Copy nothing but the text: repeat each entry exactly and drop the images.

___ Dataset records ___

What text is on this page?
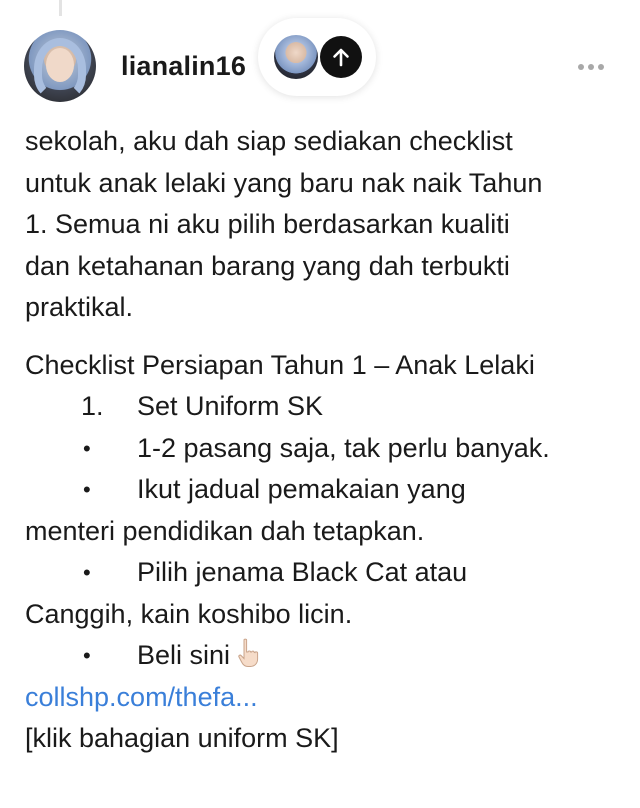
lianalin16

sekolah, aku dah siap sediakan checklist

untuk anak lelaki yang baru nak naik Tahun

1. Semua ni aku pilih berdasarkan kualiti

dan ketahanan barang yang dah terbukti

praktikal.

Checklist Persiapan Tahun 1 – Anak Lelaki

1. Set Uniform SK
• 1-2 pasang saja, tak perlu banyak.
• Ikut jadual pemakaian yang

menteri pendidikan dah tetapkan.

• Pilih jenama Black Cat atau

Canggih, kain koshibo licin.

• Beli sini

collshp.com/thefa...

[klik bahagian uniform SK]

___

» **In response**:
What text is on this page?
lianalin16

sekolah, aku dah siap sediakan checklist

untuk anak lelaki yang baru nak naik Tahun

1. Semua ni aku pilih berdasarkan kualiti

dan ketahanan barang yang dah terbukti

praktikal.

Checklist Persiapan Tahun 1 – Anak Lelaki

1. Set Uniform SK
• 1-2 pasang saja, tak perlu banyak.
• Ikut jadual pemakaian yang

menteri pendidikan dah tetapkan.

• Pilih jenama Black Cat atau

Canggih, kain koshibo licin.

• Beli sini

collshp.com/thefa...

[klik bahagian uniform SK]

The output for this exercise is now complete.